• What the task requires:
Transcribe the material below line for line, with no changes.

• Data records:
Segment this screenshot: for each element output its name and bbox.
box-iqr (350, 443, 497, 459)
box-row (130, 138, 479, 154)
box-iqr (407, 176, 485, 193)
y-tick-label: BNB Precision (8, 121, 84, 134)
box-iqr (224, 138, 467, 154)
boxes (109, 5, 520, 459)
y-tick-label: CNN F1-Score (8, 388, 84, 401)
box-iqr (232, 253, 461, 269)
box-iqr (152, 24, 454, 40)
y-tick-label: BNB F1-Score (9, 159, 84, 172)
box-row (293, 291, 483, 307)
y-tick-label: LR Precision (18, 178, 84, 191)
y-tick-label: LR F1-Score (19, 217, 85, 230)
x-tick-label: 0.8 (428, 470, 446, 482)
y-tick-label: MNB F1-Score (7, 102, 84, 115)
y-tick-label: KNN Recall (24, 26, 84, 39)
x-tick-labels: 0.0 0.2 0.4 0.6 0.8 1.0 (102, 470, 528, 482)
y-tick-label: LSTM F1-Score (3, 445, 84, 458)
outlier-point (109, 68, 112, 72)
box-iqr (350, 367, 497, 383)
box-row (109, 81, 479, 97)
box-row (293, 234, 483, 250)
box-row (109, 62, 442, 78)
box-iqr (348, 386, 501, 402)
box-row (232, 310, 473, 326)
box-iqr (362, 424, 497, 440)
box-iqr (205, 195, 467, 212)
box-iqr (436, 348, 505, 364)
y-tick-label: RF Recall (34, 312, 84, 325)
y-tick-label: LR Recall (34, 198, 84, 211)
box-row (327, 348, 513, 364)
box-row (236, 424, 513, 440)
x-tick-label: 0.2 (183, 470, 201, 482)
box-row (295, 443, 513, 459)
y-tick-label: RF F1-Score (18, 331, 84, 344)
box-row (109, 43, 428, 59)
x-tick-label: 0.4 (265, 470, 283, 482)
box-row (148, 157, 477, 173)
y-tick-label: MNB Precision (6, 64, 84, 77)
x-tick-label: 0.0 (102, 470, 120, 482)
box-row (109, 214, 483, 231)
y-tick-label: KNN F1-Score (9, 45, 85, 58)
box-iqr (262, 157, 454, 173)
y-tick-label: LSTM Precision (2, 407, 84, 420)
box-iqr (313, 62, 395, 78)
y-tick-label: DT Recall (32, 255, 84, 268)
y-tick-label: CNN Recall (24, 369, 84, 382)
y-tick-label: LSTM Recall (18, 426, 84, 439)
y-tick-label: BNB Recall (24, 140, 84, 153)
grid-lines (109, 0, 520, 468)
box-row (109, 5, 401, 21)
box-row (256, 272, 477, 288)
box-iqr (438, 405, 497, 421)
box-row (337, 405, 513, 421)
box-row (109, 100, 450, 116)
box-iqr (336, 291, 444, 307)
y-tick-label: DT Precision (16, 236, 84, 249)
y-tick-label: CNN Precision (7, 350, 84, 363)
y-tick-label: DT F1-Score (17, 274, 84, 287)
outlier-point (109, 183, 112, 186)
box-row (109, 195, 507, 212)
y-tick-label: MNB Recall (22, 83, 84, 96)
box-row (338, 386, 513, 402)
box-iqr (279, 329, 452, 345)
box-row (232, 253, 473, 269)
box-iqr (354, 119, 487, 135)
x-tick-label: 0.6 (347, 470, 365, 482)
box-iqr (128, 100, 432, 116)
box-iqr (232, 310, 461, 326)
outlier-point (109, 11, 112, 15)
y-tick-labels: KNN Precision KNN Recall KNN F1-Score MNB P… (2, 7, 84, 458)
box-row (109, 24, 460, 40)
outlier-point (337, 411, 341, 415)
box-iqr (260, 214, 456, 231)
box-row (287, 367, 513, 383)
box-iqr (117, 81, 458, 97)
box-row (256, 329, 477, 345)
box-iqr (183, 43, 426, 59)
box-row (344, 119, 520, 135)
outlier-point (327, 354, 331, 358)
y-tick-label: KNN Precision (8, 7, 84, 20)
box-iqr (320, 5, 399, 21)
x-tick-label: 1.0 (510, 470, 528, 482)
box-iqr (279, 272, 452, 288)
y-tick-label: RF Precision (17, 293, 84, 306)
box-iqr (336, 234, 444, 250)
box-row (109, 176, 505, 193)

• Written answer:
Segment this screenshot: for each element output its name and bbox.
box-iqr (350, 443, 497, 459)
box-row (130, 138, 479, 154)
box-iqr (407, 176, 485, 193)
y-tick-label: BNB Precision (8, 121, 84, 134)
box-iqr (224, 138, 467, 154)
boxes (109, 5, 520, 459)
y-tick-label: CNN F1-Score (8, 388, 84, 401)
box-iqr (232, 253, 461, 269)
box-iqr (152, 24, 454, 40)
y-tick-label: BNB F1-Score (9, 159, 84, 172)
box-row (293, 291, 483, 307)
y-tick-label: LR Precision (18, 178, 84, 191)
y-tick-label: LR F1-Score (19, 217, 85, 230)
x-tick-label: 0.8 (428, 470, 446, 482)
y-tick-label: MNB F1-Score (7, 102, 84, 115)
y-tick-label: KNN Recall (24, 26, 84, 39)
x-tick-labels: 0.0 0.2 0.4 0.6 0.8 1.0 (102, 470, 528, 482)
y-tick-label: LSTM F1-Score (3, 445, 84, 458)
outlier-point (109, 68, 112, 72)
box-iqr (350, 367, 497, 383)
box-row (109, 81, 479, 97)
box-row (293, 234, 483, 250)
box-row (109, 62, 442, 78)
box-iqr (348, 386, 501, 402)
box-row (232, 310, 473, 326)
box-iqr (362, 424, 497, 440)
box-iqr (205, 195, 467, 212)
box-iqr (436, 348, 505, 364)
y-tick-label: RF Recall (34, 312, 84, 325)
y-tick-label: LR Recall (34, 198, 84, 211)
box-row (327, 348, 513, 364)
box-row (236, 424, 513, 440)
x-tick-label: 0.2 (183, 470, 201, 482)
box-row (295, 443, 513, 459)
y-tick-label: RF F1-Score (18, 331, 84, 344)
box-row (109, 43, 428, 59)
x-tick-label: 0.4 (265, 470, 283, 482)
box-row (148, 157, 477, 173)
y-tick-label: MNB Precision (6, 64, 84, 77)
x-tick-label: 0.0 (102, 470, 120, 482)
box-row (109, 214, 483, 231)
y-tick-label: KNN F1-Score (9, 45, 85, 58)
box-iqr (262, 157, 454, 173)
y-tick-label: LSTM Precision (2, 407, 84, 420)
box-iqr (313, 62, 395, 78)
y-tick-label: DT Recall (32, 255, 84, 268)
y-tick-label: CNN Recall (24, 369, 84, 382)
y-tick-label: LSTM Recall (18, 426, 84, 439)
y-tick-label: BNB Recall (24, 140, 84, 153)
grid-lines (109, 0, 520, 468)
box-row (109, 5, 401, 21)
box-row (256, 272, 477, 288)
box-iqr (438, 405, 497, 421)
box-row (337, 405, 513, 421)
box-row (109, 100, 450, 116)
box-iqr (336, 291, 444, 307)
y-tick-label: DT Precision (16, 236, 84, 249)
y-tick-label: CNN Precision (7, 350, 84, 363)
y-tick-label: DT F1-Score (17, 274, 84, 287)
outlier-point (109, 183, 112, 186)
box-row (109, 195, 507, 212)
y-tick-label: MNB Recall (22, 83, 84, 96)
box-row (338, 386, 513, 402)
box-iqr (279, 329, 452, 345)
box-row (232, 253, 473, 269)
box-iqr (354, 119, 487, 135)
x-tick-label: 0.6 (347, 470, 365, 482)
box-iqr (128, 100, 432, 116)
box-iqr (232, 310, 461, 326)
outlier-point (109, 11, 112, 15)
y-tick-labels: KNN Precision KNN Recall KNN F1-Score MNB P… (2, 7, 84, 458)
box-row (109, 24, 460, 40)
outlier-point (337, 411, 341, 415)
box-iqr (260, 214, 456, 231)
box-row (287, 367, 513, 383)
box-iqr (117, 81, 458, 97)
box-row (256, 329, 477, 345)
box-iqr (183, 43, 426, 59)
box-row (344, 119, 520, 135)
outlier-point (327, 354, 331, 358)
y-tick-label: KNN Precision (8, 7, 84, 20)
box-iqr (320, 5, 399, 21)
x-tick-label: 1.0 (510, 470, 528, 482)
box-iqr (279, 272, 452, 288)
y-tick-label: RF Precision (17, 293, 84, 306)
box-iqr (336, 234, 444, 250)
box-row (109, 176, 505, 193)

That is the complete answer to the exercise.